(Raw records)
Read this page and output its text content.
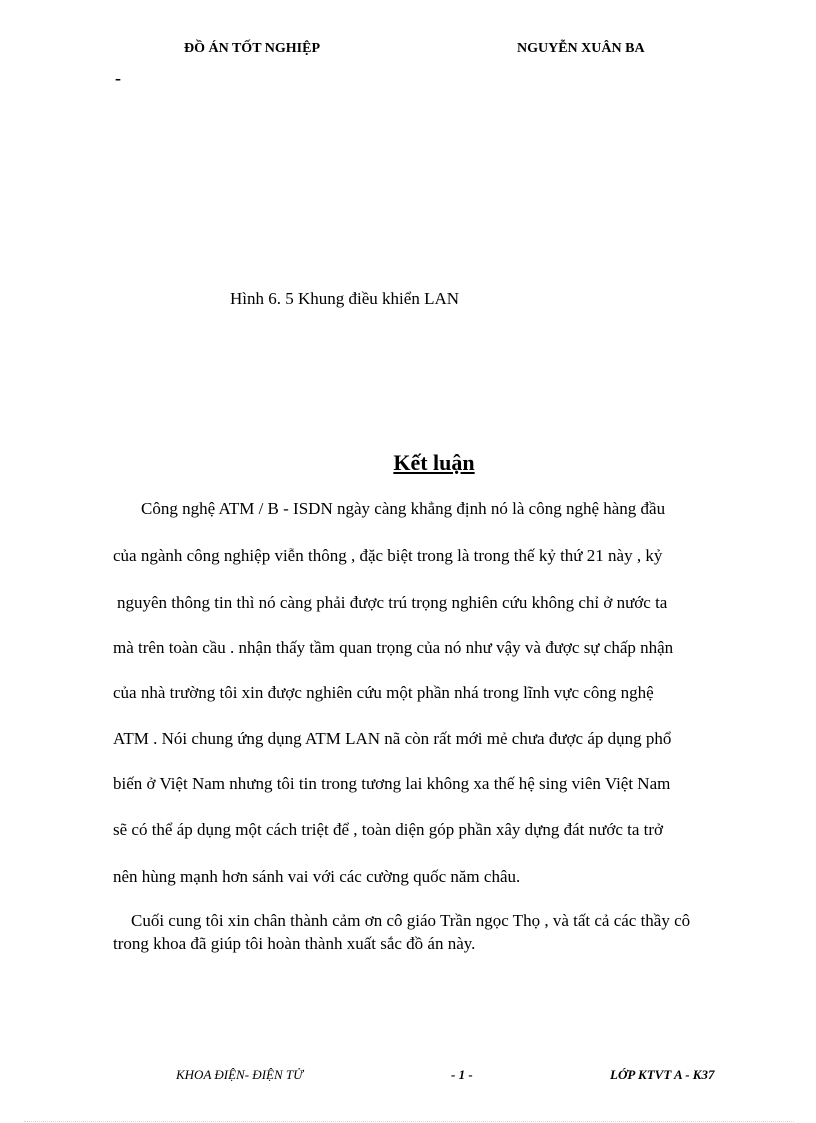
ĐỒ ÁN TỐT NGHIỆP	NGUYỄN XUÂN BA
-
Hình 6. 5 Khung điều khiển LAN
Kết luận
Công nghệ ATM / B - ISDN ngày càng khẳng định nó là công nghệ hàng đầu
của ngành công nghiệp viễn thông , đặc biệt trong là trong thế kỷ thứ 21 này , kỷ
nguyên thông tin thì nó càng phải được trú trọng nghiên cứu không chỉ ở nước ta
mà trên toàn cầu . nhận thấy tầm quan trọng của nó như vậy và được sự chấp nhận
của nhà trường tôi xin được nghiên cứu một phần nhá trong lĩnh vực công nghệ
ATM . Nói chung ứng dụng ATM LAN nã còn rất mới mẻ chưa được áp dụng phổ
biến ở Việt Nam nhưng tôi tin trong tương lai không xa thế hệ sing viên Việt Nam
sẽ có thể áp dụng một cách triệt để , toàn diện góp phần xây dựng đát nước ta trở
nên hùng mạnh hơn sánh vai với các cường quốc năm châu.
Cuối cung tôi xin chân thành cảm ơn cô giáo Trần ngọc Thọ , và tất cả các thầy cô
trong khoa đã giúp tôi hoàn thành xuất sắc đồ án này.
KHOA ĐIỆN- ĐIỆN TỬ	- 1 -	LỚP KTVT A - K37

(Challenge) Exclude the pictures and transcribe all of the entries exactly.

(Solution for this task)
Read this page and output its text content.
ĐỒ ÁN TỐT NGHIỆP	NGUYỄN XUÂN BA
-
Hình 6. 5 Khung điều khiển LAN
Kết luận
Công nghệ ATM / B - ISDN ngày càng khẳng định nó là công nghệ hàng đầu
của ngành công nghiệp viễn thông , đặc biệt trong là trong thế kỷ thứ 21 này , kỷ
nguyên thông tin thì nó càng phải được trú trọng nghiên cứu không chỉ ở nước ta
mà trên toàn cầu . nhận thấy tầm quan trọng của nó như vậy và được sự chấp nhận
của nhà trường tôi xin được nghiên cứu một phần nhá trong lĩnh vực công nghệ
ATM . Nói chung ứng dụng ATM LAN nã còn rất mới mẻ chưa được áp dụng phổ
biến ở Việt Nam nhưng tôi tin trong tương lai không xa thế hệ sing viên Việt Nam
sẽ có thể áp dụng một cách triệt để , toàn diện góp phần xây dựng đát nước ta trở
nên hùng mạnh hơn sánh vai với các cường quốc năm châu.
Cuối cung tôi xin chân thành cảm ơn cô giáo Trần ngọc Thọ , và tất cả các thầy cô
trong khoa đã giúp tôi hoàn thành xuất sắc đồ án này.
KHOA ĐIỆN- ĐIỆN TỬ	- 1 -	LỚP KTVT A - K37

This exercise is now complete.